SELECTED PASSAGE
From: SMTP%"whatsnew@aps.org" 27-JUN-1997 15:17:51.05
To: JLU
CC:
Subj: What's New for Jun 27, 1997

Date: Fri, 27 Jun 1997 20:01:36 GMT
From: whatsnew@aps.org (What's New)
Message-Id: <199706272001.UAA10052@aps.org>
To: jlu@hep.anl.gov
Subject: What's New for Jun 27, 1997

WHAT'S NEW Robert L. Park Friday, 27 Jun 97 Washington, DC

1. THE HUMAN BIOFIELD: $1,100,000 PRIZE IF YOU HAVE THE TOUCH.
Major hospitals throughout the US offer a procedure variously
known as "biofield therapeutics" or "touch therapy." The James
Randi Educational Foundation announced this week that its $1.1M
prize would be awarded to the first "touch therapist" who can
demonstrate under simple test conditions the ability to detect a
human energy field. According to touch therapists, the energy
field or "qi" sticks out some 20 cm and can be tactilely sensed -- at least by trained professionals, of which there are some
30,000 in the US alone. It might more properly be termed "no-touch therapy," since practitioners do not actually touch the
patient; they use their hands to "balance" the patient's qi.
Although it may not be dangerous to have your qi manipulated, it
is of scientific interest to ask if a palpable biofield actually
exists. In the six years since its creation, the NIH Office of
Alternative Medicine has never thought to ask that question.

2. FY 98 BUDGET: NSF IS UP 6.6% IN HOUSE SUBCOMMITTEE MARKUP.
In March, a coalition of scientific societies called for a 7%
across-the-board increase for research (WN 7 Mar 97). In the
case of NSF, the House VA, HUD, IA Appropriations Subcommittee
came close this week. NASA did not fare as well; although the
science budget is $48M above the request, most of it is in
earmarks. The biggest increase ($100M) is for the space station.
Things are expected to be dicier in the Senate, where VA, HUD, IA
was allocated a billion dollars less than in the House. The
Senate subcommittee won't mark up its bill for another two weeks.

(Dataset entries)
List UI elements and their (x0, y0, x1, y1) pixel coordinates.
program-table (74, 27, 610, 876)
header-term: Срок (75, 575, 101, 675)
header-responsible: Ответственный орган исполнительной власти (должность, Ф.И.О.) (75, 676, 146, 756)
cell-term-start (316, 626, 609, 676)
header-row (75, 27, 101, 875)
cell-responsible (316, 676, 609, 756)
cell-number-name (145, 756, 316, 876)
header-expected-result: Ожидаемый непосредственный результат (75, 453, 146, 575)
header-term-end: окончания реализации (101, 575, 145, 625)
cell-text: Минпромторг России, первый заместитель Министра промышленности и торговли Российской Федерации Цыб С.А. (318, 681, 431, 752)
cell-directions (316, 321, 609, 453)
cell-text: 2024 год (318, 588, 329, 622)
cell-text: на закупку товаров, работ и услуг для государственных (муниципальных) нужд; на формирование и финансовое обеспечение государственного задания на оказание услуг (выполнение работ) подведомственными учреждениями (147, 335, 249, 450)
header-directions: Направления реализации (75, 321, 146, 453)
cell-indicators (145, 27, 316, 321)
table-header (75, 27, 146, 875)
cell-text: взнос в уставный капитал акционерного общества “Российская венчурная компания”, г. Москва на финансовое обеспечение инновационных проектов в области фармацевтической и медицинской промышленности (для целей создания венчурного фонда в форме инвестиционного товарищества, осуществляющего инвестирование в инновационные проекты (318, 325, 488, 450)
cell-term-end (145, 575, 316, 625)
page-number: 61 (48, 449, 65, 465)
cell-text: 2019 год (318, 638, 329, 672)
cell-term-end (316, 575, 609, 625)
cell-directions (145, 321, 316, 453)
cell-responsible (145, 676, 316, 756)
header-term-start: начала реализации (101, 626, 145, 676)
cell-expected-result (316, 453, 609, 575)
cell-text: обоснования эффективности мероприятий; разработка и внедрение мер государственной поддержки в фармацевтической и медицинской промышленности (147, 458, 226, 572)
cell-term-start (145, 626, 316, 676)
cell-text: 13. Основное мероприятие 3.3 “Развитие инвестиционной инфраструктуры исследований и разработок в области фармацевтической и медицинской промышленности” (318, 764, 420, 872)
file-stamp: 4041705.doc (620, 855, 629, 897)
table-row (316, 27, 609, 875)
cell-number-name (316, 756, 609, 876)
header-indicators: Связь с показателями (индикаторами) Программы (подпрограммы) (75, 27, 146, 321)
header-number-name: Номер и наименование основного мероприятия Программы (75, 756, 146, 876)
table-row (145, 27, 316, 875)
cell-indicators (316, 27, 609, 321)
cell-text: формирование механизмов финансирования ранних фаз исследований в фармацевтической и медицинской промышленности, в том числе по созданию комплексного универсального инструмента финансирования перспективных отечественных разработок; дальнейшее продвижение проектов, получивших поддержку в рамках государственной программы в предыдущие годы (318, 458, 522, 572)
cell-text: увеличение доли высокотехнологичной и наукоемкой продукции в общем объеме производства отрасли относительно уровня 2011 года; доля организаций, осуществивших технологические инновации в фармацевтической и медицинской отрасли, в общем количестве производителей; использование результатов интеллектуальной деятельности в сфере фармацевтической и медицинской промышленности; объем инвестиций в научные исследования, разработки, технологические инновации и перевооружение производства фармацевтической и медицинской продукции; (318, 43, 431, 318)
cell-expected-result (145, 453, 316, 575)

WHAT THE TASK ASKS
Extend the June 27, 1997 What's New bulletin past its final sentence about the Senate subcommittee, keeping its numbered-item format and tone.

ANSWER TO THE EXERCISE
3. SUPREME COURT: "FIRST LANDMARK DECISION OF THE 21 CENTURY."
The Electronic Privacy Information Center hailed the Internet
free speech decision: "The Court has written on a clean slate
and established the fundamental principles that will govern free
speech issues for the electronic age." But the Court ducked the
constitutional issue raised by the line-item veto (WN 11 Apr 97),
ruling that the group challenging the law, led by Senator Byrd
(D-WV), was not personally injured by the law. WN stands by its
prediction that the President is unlikely to use the line-item
veto, and if he does, it will be challenged (WN 3 Jan 97).

4. MIR: WHAT DO YOU DO WHEN 120 TONS OF SCRAP METAL RE-ENTERS?
Not having thought that one through, Russian space officials are
loath to abandon the crippled Mir. With no crew, Mir will begin
tumbling and lose orbit rather quickly. Science Committee chair
James Sensenbrenner threatens a US pullout if safety is not
assured before the scheduled September crew change. The puncture
was in the "science" compartment, so nothing important was lost.

5. BROOKHAVEN: DAVID MONCTON DECLINES APPOINTMENT AS DIRECTOR.
AUI selected Moncton for the job two weeks ago (WN 13 Jun 97).

THE AMERICAN PHYSICAL SOCIETY (Note: Opinions are the author's
and are not necessarily shared by the APS, but they should be.)